* _Objective_: Please transcribe the listing below in full and word for word, without its pictures.

* _Data listing_:
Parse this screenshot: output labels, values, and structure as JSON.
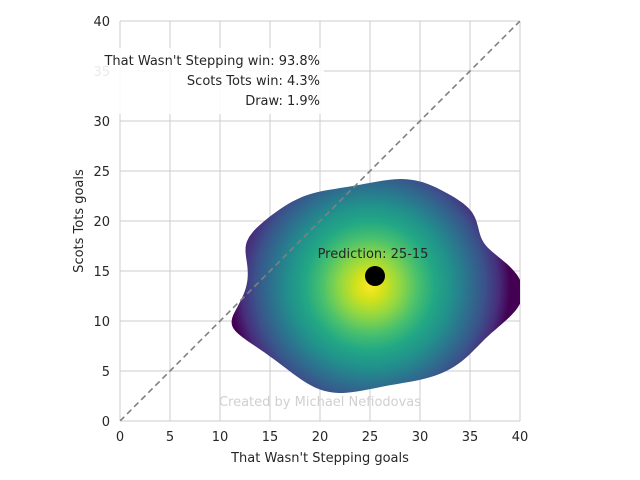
{
  "chart_data": {
    "type": "heatmap",
    "xlabel": "That Wasn't Stepping goals",
    "ylabel": "Scots Tots goals",
    "xlim": [
      0,
      40
    ],
    "ylim": [
      0,
      40
    ],
    "x_ticks": [
      0,
      5,
      10,
      15,
      20,
      25,
      30,
      35,
      40
    ],
    "y_ticks": [
      0,
      5,
      10,
      15,
      20,
      25,
      30,
      35,
      40
    ],
    "grid": true,
    "colormap": "viridis",
    "density_center": [
      25,
      13.5
    ],
    "prediction_point": {
      "x": 25.5,
      "y": 14.5,
      "color": "#000000"
    },
    "prediction_label": "Prediction: 25-15",
    "diagonal": {
      "from": [
        0,
        0
      ],
      "to": [
        40,
        40
      ],
      "style": "dashed",
      "color": "#808080"
    },
    "probabilities": [
      {
        "label": "That Wasn't Stepping win: 93.8%"
      },
      {
        "label": "Scots Tots win: 4.3%"
      },
      {
        "label": "Draw: 1.9%"
      }
    ],
    "watermark": "Created by Michael Nefiodovas"
  }
}
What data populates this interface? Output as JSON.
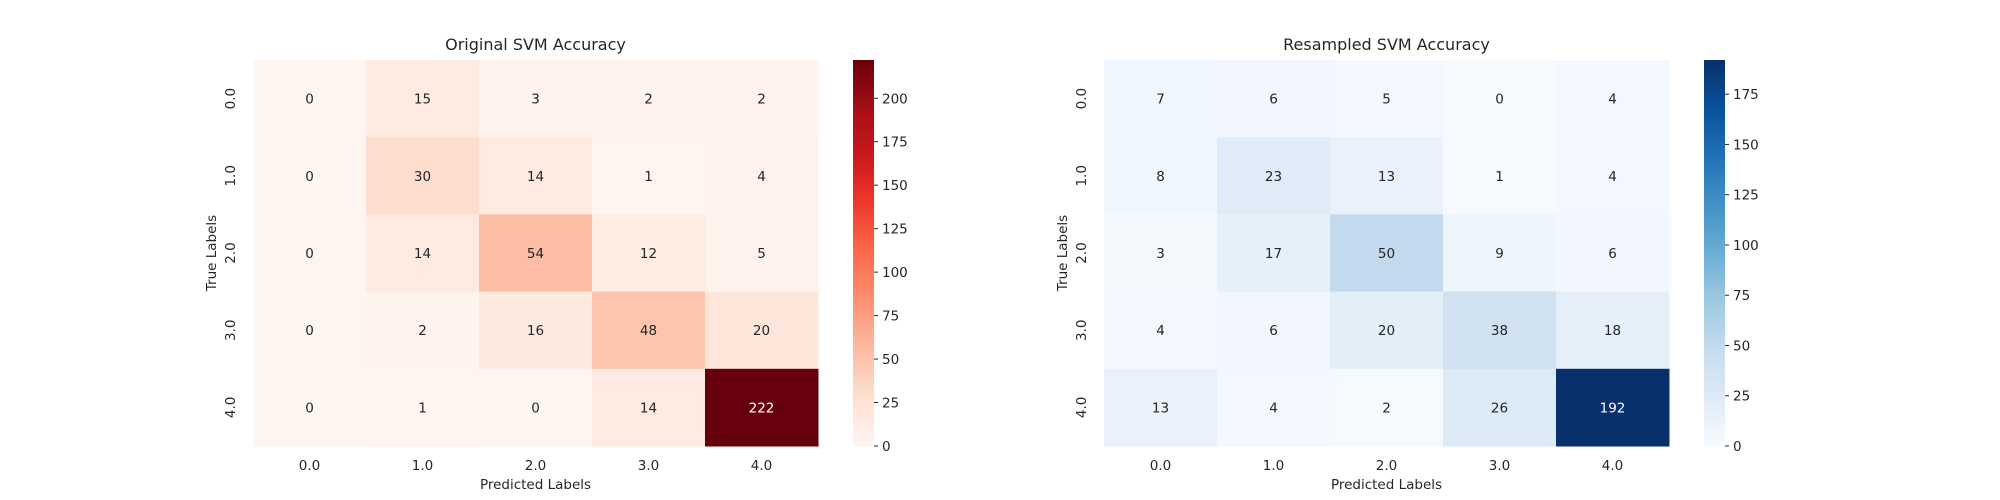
{
  "chart_data": [
    {
      "type": "heatmap",
      "title": "Original SVM Accuracy",
      "xlabel": "Predicted Labels",
      "ylabel": "True Labels",
      "x_categories": [
        "0.0",
        "1.0",
        "2.0",
        "3.0",
        "4.0"
      ],
      "y_categories": [
        "0.0",
        "1.0",
        "2.0",
        "3.0",
        "4.0"
      ],
      "values": [
        [
          0,
          15,
          3,
          2,
          2
        ],
        [
          0,
          30,
          14,
          1,
          4
        ],
        [
          0,
          14,
          54,
          12,
          5
        ],
        [
          0,
          2,
          16,
          48,
          20
        ],
        [
          0,
          1,
          0,
          14,
          222
        ]
      ],
      "colormap": "Reds",
      "color_low": "#fff5f0",
      "color_high": "#67000d",
      "vmin": 0,
      "vmax": 222,
      "colorbar_ticks": [
        0,
        25,
        50,
        75,
        100,
        125,
        150,
        175,
        200
      ]
    },
    {
      "type": "heatmap",
      "title": "Resampled SVM Accuracy",
      "xlabel": "Predicted Labels",
      "ylabel": "True Labels",
      "x_categories": [
        "0.0",
        "1.0",
        "2.0",
        "3.0",
        "4.0"
      ],
      "y_categories": [
        "0.0",
        "1.0",
        "2.0",
        "3.0",
        "4.0"
      ],
      "values": [
        [
          7,
          6,
          5,
          0,
          4
        ],
        [
          8,
          23,
          13,
          1,
          4
        ],
        [
          3,
          17,
          50,
          9,
          6
        ],
        [
          4,
          6,
          20,
          38,
          18
        ],
        [
          13,
          4,
          2,
          26,
          192
        ]
      ],
      "colormap": "Blues",
      "color_low": "#f7fbff",
      "color_high": "#08306b",
      "vmin": 0,
      "vmax": 192,
      "colorbar_ticks": [
        0,
        25,
        50,
        75,
        100,
        125,
        150,
        175
      ]
    }
  ]
}
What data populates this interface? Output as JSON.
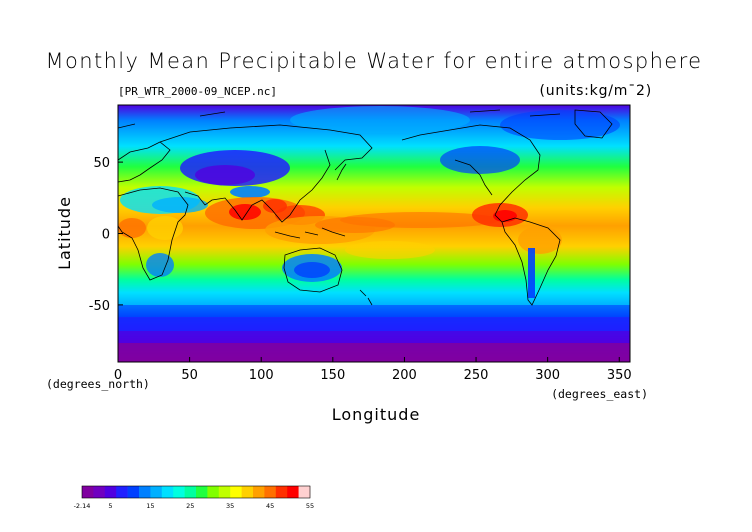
{
  "title": "Monthly Mean Precipitable Water for entire atmosphere",
  "file_label": "[PR_WTR_2000-09_NCEP.nc]",
  "units_label": "(units:kg/m¯2)",
  "x_axis": {
    "label": "Longitude",
    "unit_note": "(degrees_east)",
    "range": [
      0,
      357.5
    ],
    "ticks": [
      0,
      50,
      100,
      150,
      200,
      250,
      300,
      350
    ]
  },
  "y_axis": {
    "label": "Latitude",
    "unit_note": "(degrees_north)",
    "range": [
      -90,
      90
    ],
    "ticks": [
      50,
      0,
      -50
    ]
  },
  "colorbar": {
    "min": -2.14,
    "max": 55,
    "ticks": [
      "-2.14",
      "5",
      "15",
      "25",
      "35",
      "45",
      "55"
    ],
    "tick_values": [
      -2.14,
      5,
      15,
      25,
      35,
      45,
      55
    ],
    "palette": [
      "#8000a0",
      "#7000c0",
      "#5000e0",
      "#2020ff",
      "#0040ff",
      "#0080ff",
      "#00b0ff",
      "#00e0ff",
      "#00ffe0",
      "#00ffa0",
      "#20ff40",
      "#80ff00",
      "#c0ff00",
      "#ffff00",
      "#ffd000",
      "#ffa000",
      "#ff7000",
      "#ff3000",
      "#ff0000",
      "#ffd0d0"
    ]
  },
  "map": {
    "type": "filled-contour",
    "variable": "precipitable water",
    "coastlines": true
  }
}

* _Written answer_:
Parse this screenshot: output labels, values, and structure as JSON.
{
  "chart_data": {
    "type": "heatmap",
    "xlabel": "That Wasn't Stepping goals",
    "ylabel": "Scots Tots goals",
    "xlim": [
      0,
      40
    ],
    "ylim": [
      0,
      40
    ],
    "x_ticks": [
      0,
      5,
      10,
      15,
      20,
      25,
      30,
      35,
      40
    ],
    "y_ticks": [
      0,
      5,
      10,
      15,
      20,
      25,
      30,
      35,
      40
    ],
    "grid": true,
    "colormap": "viridis",
    "density_center": [
      25,
      13.5
    ],
    "prediction_point": {
      "x": 25.5,
      "y": 14.5,
      "color": "#000000"
    },
    "prediction_label": "Prediction: 25-15",
    "diagonal": {
      "from": [
        0,
        0
      ],
      "to": [
        40,
        40
      ],
      "style": "dashed",
      "color": "#808080"
    },
    "probabilities": [
      {
        "label": "That Wasn't Stepping win: 93.8%"
      },
      {
        "label": "Scots Tots win: 4.3%"
      },
      {
        "label": "Draw: 1.9%"
      }
    ],
    "watermark": "Created by Michael Nefiodovas"
  }
}
What data populates this interface? Output as JSON.
{
  "chart_data": [
    {
      "type": "heatmap",
      "title": "Original SVM Accuracy",
      "xlabel": "Predicted Labels",
      "ylabel": "True Labels",
      "x_categories": [
        "0.0",
        "1.0",
        "2.0",
        "3.0",
        "4.0"
      ],
      "y_categories": [
        "0.0",
        "1.0",
        "2.0",
        "3.0",
        "4.0"
      ],
      "values": [
        [
          0,
          15,
          3,
          2,
          2
        ],
        [
          0,
          30,
          14,
          1,
          4
        ],
        [
          0,
          14,
          54,
          12,
          5
        ],
        [
          0,
          2,
          16,
          48,
          20
        ],
        [
          0,
          1,
          0,
          14,
          222
        ]
      ],
      "colormap": "Reds",
      "color_low": "#fff5f0",
      "color_high": "#67000d",
      "vmin": 0,
      "vmax": 222,
      "colorbar_ticks": [
        0,
        25,
        50,
        75,
        100,
        125,
        150,
        175,
        200
      ]
    },
    {
      "type": "heatmap",
      "title": "Resampled SVM Accuracy",
      "xlabel": "Predicted Labels",
      "ylabel": "True Labels",
      "x_categories": [
        "0.0",
        "1.0",
        "2.0",
        "3.0",
        "4.0"
      ],
      "y_categories": [
        "0.0",
        "1.0",
        "2.0",
        "3.0",
        "4.0"
      ],
      "values": [
        [
          7,
          6,
          5,
          0,
          4
        ],
        [
          8,
          23,
          13,
          1,
          4
        ],
        [
          3,
          17,
          50,
          9,
          6
        ],
        [
          4,
          6,
          20,
          38,
          18
        ],
        [
          13,
          4,
          2,
          26,
          192
        ]
      ],
      "colormap": "Blues",
      "color_low": "#f7fbff",
      "color_high": "#08306b",
      "vmin": 0,
      "vmax": 192,
      "colorbar_ticks": [
        0,
        25,
        50,
        75,
        100,
        125,
        150,
        175
      ]
    }
  ]
}
What data populates this interface? Output as JSON.
{
  "title": "Monthly Mean Precipitable Water for entire atmosphere",
  "file_label": "[PR_WTR_2000-09_NCEP.nc]",
  "units_label": "(units:kg/m¯2)",
  "x_axis": {
    "label": "Longitude",
    "unit_note": "(degrees_east)",
    "range": [
      0,
      357.5
    ],
    "ticks": [
      0,
      50,
      100,
      150,
      200,
      250,
      300,
      350
    ]
  },
  "y_axis": {
    "label": "Latitude",
    "unit_note": "(degrees_north)",
    "range": [
      -90,
      90
    ],
    "ticks": [
      50,
      0,
      -50
    ]
  },
  "colorbar": {
    "min": -2.14,
    "max": 55,
    "ticks": [
      "-2.14",
      "5",
      "15",
      "25",
      "35",
      "45",
      "55"
    ],
    "tick_values": [
      -2.14,
      5,
      15,
      25,
      35,
      45,
      55
    ],
    "palette": [
      "#8000a0",
      "#7000c0",
      "#5000e0",
      "#2020ff",
      "#0040ff",
      "#0080ff",
      "#00b0ff",
      "#00e0ff",
      "#00ffe0",
      "#00ffa0",
      "#20ff40",
      "#80ff00",
      "#c0ff00",
      "#ffff00",
      "#ffd000",
      "#ffa000",
      "#ff7000",
      "#ff3000",
      "#ff0000",
      "#ffd0d0"
    ]
  },
  "map": {
    "type": "filled-contour",
    "variable": "precipitable water",
    "coastlines": true
  }
}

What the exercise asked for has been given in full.